# START OF Supplied entries

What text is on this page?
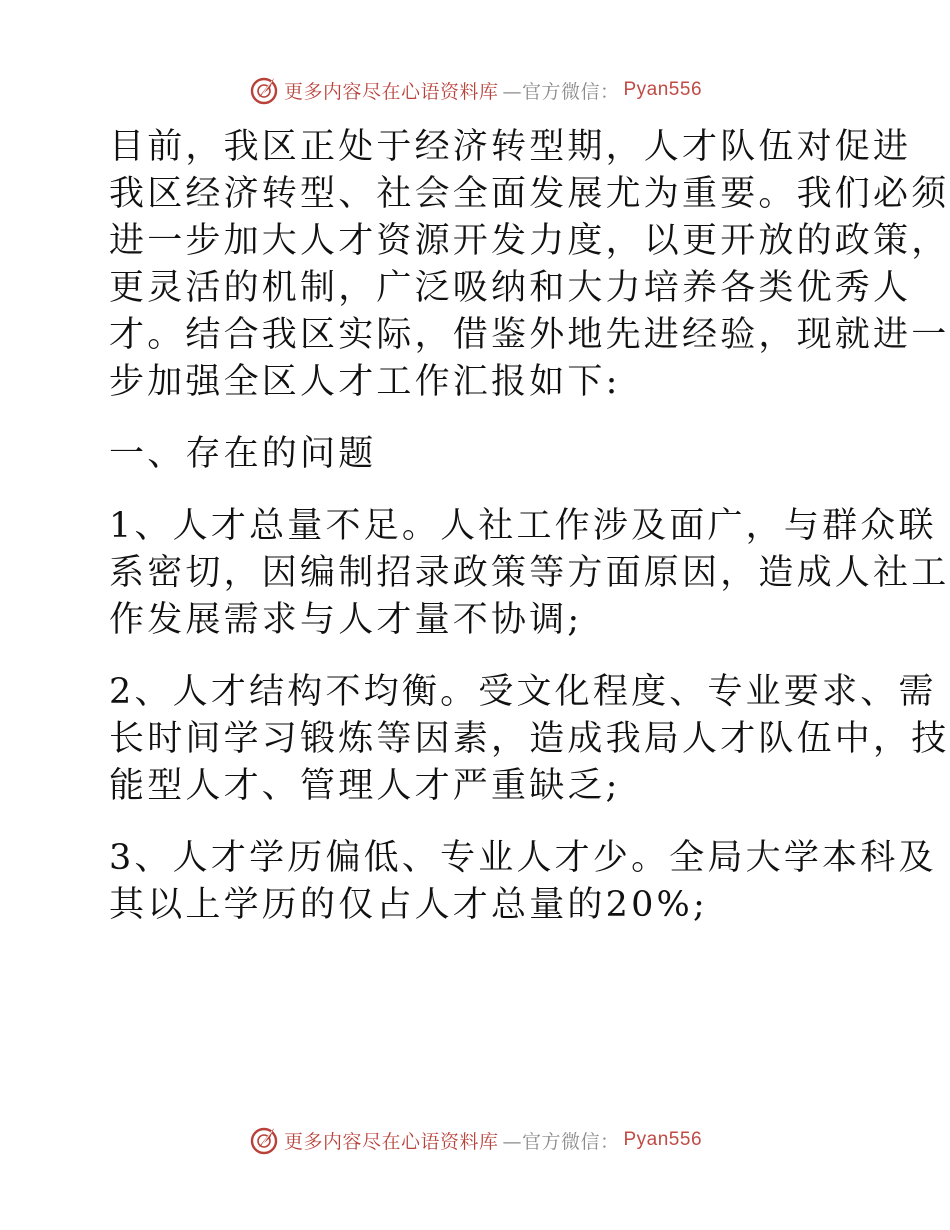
更多内容尽在心语资料库 —官方微信： Pyan556

目前，我区正处于经济转型期，人才队伍对促进
我区经济转型、社会全面发展尤为重要。我们必须
进一步加大人才资源开发力度，以更开放的政策，
更灵活的机制，广泛吸纳和大力培养各类优秀人
才。结合我区实际，借鉴外地先进经验，现就进一
步加强全区人才工作汇报如下:

一、存在的问题

1、人才总量不足。人社工作涉及面广，与群众联
系密切，因编制招录政策等方面原因，造成人社工
作发展需求与人才量不协调;

2、人才结构不均衡。受文化程度、专业要求、需
长时间学习锻炼等因素，造成我局人才队伍中，技
能型人才、管理人才严重缺乏;

3、人才学历偏低、专业人才少。全局大学本科及
其以上学历的仅占人才总量的20%;

更多内容尽在心语资料库 —官方微信： Pyan556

# END OF Supplied entries

▶ _Exercise task_:
Repeat the data exactly, without the pictures.

▶ _Answer below_:
What text is on this page?
更多内容尽在心语资料库 —官方微信： Pyan556

目前，我区正处于经济转型期，人才队伍对促进
我区经济转型、社会全面发展尤为重要。我们必须
进一步加大人才资源开发力度，以更开放的政策，
更灵活的机制，广泛吸纳和大力培养各类优秀人
才。结合我区实际，借鉴外地先进经验，现就进一
步加强全区人才工作汇报如下:

一、存在的问题

1、人才总量不足。人社工作涉及面广，与群众联
系密切，因编制招录政策等方面原因，造成人社工
作发展需求与人才量不协调;

2、人才结构不均衡。受文化程度、专业要求、需
长时间学习锻炼等因素，造成我局人才队伍中，技
能型人才、管理人才严重缺乏;

3、人才学历偏低、专业人才少。全局大学本科及
其以上学历的仅占人才总量的20%;

更多内容尽在心语资料库 —官方微信： Pyan556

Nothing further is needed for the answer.